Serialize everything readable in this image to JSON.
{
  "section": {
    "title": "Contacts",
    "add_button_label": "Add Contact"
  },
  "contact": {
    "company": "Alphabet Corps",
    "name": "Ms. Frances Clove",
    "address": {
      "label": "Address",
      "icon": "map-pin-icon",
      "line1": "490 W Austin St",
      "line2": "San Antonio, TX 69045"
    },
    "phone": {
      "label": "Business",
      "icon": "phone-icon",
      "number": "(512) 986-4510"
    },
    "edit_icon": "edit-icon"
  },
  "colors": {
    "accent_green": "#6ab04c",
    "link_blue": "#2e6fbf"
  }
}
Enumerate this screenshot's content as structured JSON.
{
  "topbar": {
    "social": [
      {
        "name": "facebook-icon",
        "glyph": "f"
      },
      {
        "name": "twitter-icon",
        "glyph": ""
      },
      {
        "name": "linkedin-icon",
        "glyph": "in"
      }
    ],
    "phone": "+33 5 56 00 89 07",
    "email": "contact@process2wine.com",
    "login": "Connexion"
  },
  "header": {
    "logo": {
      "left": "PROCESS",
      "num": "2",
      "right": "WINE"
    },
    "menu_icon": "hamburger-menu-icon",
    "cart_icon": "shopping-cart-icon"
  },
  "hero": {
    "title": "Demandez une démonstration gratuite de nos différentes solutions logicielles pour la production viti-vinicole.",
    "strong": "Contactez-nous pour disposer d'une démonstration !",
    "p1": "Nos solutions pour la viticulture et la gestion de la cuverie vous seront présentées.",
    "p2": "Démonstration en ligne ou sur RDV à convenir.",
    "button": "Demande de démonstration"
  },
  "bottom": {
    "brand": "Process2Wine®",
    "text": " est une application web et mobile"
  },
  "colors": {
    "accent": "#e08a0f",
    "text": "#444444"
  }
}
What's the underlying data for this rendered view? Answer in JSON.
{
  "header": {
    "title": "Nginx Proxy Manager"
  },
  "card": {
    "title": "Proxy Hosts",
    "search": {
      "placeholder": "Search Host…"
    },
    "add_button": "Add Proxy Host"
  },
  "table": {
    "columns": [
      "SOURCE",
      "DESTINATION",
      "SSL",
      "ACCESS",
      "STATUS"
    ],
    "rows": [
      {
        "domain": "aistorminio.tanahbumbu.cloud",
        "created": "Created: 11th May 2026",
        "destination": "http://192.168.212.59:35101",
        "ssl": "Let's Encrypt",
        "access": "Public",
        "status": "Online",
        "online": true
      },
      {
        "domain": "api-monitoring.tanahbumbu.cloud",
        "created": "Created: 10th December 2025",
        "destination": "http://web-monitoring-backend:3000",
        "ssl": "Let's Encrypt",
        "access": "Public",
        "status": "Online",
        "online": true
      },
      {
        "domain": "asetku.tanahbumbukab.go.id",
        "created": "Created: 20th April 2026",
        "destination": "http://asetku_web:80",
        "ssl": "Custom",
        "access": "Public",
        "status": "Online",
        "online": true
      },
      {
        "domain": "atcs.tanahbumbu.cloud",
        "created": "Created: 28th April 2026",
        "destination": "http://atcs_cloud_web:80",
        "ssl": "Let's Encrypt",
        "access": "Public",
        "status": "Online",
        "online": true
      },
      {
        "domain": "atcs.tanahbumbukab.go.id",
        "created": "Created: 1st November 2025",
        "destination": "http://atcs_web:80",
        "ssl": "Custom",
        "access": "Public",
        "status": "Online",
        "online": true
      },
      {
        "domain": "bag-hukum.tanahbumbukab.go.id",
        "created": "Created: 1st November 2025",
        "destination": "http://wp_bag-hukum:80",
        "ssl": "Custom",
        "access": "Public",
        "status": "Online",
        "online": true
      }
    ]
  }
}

PROMPT: Lines of the listing that contain the word "domain" are to be counted; report only their number.

EXPECTED ANSWER: 6